** Work to be completed **
Write every record out again exactly as given.

[START Given data]

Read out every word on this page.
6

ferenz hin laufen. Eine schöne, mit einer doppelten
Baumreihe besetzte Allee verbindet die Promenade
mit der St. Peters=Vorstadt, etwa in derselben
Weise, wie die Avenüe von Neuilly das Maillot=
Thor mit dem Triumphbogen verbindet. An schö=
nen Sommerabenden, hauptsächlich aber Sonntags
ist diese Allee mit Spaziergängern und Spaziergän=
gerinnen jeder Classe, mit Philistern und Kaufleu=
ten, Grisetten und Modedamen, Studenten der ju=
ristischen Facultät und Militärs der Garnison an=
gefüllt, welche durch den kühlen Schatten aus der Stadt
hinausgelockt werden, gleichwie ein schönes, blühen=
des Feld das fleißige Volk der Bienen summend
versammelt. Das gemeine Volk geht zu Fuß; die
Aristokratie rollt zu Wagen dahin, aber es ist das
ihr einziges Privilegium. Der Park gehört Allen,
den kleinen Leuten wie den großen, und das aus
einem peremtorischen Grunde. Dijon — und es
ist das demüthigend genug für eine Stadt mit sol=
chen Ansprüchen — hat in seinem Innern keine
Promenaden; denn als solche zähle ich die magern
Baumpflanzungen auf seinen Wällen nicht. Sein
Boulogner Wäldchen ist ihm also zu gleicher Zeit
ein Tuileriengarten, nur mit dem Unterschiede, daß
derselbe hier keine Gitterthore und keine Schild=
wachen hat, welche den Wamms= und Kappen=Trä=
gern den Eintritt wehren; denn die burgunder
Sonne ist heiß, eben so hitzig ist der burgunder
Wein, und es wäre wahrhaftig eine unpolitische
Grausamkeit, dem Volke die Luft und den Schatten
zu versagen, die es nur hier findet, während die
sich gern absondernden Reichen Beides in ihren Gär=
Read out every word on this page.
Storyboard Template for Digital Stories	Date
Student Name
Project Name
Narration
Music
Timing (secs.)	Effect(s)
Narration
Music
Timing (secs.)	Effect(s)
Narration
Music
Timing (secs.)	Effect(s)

[END Given data]

** Result of this exercise **
Read out every word on this page.
6

ferenz hin laufen. Eine schöne, mit einer doppelten
Baumreihe besetzte Allee verbindet die Promenade
mit der St. Peters=Vorstadt, etwa in derselben
Weise, wie die Avenüe von Neuilly das Maillot=
Thor mit dem Triumphbogen verbindet. An schö=
nen Sommerabenden, hauptsächlich aber Sonntags
ist diese Allee mit Spaziergängern und Spaziergän=
gerinnen jeder Classe, mit Philistern und Kaufleu=
ten, Grisetten und Modedamen, Studenten der ju=
ristischen Facultät und Militärs der Garnison an=
gefüllt, welche durch den kühlen Schatten aus der Stadt
hinausgelockt werden, gleichwie ein schönes, blühen=
des Feld das fleißige Volk der Bienen summend
versammelt. Das gemeine Volk geht zu Fuß; die
Aristokratie rollt zu Wagen dahin, aber es ist das
ihr einziges Privilegium. Der Park gehört Allen,
den kleinen Leuten wie den großen, und das aus
einem peremtorischen Grunde. Dijon — und es
ist das demüthigend genug für eine Stadt mit sol=
chen Ansprüchen — hat in seinem Innern keine
Promenaden; denn als solche zähle ich die magern
Baumpflanzungen auf seinen Wällen nicht. Sein
Boulogner Wäldchen ist ihm also zu gleicher Zeit
ein Tuileriengarten, nur mit dem Unterschiede, daß
derselbe hier keine Gitterthore und keine Schild=
wachen hat, welche den Wamms= und Kappen=Trä=
gern den Eintritt wehren; denn die burgunder
Sonne ist heiß, eben so hitzig ist der burgunder
Wein, und es wäre wahrhaftig eine unpolitische
Grausamkeit, dem Volke die Luft und den Schatten
zu versagen, die es nur hier findet, während die
sich gern absondernden Reichen Beides in ihren Gär=
Read out every word on this page.
Storyboard Template for Digital Stories	Date
Student Name
Project Name
Narration
Music
Timing (secs.)	Effect(s)
Narration
Music
Timing (secs.)	Effect(s)
Narration
Music
Timing (secs.)	Effect(s)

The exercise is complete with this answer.